» **Problem**
For each line below that contains the string "this", copy that line.

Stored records

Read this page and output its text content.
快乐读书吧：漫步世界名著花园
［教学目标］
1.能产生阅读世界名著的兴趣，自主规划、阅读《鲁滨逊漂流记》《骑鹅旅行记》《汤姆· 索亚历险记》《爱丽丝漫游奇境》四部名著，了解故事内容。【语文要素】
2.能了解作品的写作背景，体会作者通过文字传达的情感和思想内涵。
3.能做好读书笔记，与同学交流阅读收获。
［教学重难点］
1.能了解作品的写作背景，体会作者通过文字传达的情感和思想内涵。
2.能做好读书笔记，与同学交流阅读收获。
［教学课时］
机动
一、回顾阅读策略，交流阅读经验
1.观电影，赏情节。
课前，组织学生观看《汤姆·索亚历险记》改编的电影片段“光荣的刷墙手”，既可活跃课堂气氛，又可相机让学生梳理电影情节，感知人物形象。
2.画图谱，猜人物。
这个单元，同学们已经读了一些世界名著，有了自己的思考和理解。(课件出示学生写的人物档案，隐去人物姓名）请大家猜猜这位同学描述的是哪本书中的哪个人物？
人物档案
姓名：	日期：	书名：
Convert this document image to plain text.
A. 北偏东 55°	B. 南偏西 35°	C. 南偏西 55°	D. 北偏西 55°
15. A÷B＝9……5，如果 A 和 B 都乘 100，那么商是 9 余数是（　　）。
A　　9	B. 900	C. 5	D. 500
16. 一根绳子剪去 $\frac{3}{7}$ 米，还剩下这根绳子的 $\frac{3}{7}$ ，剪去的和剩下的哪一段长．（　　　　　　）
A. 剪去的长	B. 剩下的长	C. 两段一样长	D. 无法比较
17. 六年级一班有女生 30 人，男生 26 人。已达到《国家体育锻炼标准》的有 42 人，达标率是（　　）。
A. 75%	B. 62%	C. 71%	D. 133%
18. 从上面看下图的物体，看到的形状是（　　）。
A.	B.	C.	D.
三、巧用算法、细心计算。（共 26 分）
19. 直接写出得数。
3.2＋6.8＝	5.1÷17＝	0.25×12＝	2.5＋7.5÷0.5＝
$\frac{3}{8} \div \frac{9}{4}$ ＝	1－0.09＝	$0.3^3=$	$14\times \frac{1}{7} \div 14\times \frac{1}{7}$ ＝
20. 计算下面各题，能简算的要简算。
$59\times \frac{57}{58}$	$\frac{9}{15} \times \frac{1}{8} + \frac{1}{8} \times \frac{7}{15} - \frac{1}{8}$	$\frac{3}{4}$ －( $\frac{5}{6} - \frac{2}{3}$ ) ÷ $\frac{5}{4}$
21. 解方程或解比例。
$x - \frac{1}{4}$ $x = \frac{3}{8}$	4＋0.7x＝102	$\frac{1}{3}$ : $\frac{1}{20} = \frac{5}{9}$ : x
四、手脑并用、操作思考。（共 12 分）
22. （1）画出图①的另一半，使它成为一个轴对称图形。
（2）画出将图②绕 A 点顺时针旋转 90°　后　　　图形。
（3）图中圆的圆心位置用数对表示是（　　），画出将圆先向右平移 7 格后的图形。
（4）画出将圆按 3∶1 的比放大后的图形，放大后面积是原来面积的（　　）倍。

» **Finished answer**
Read this page and output its text content.
Convert this document image to plain text.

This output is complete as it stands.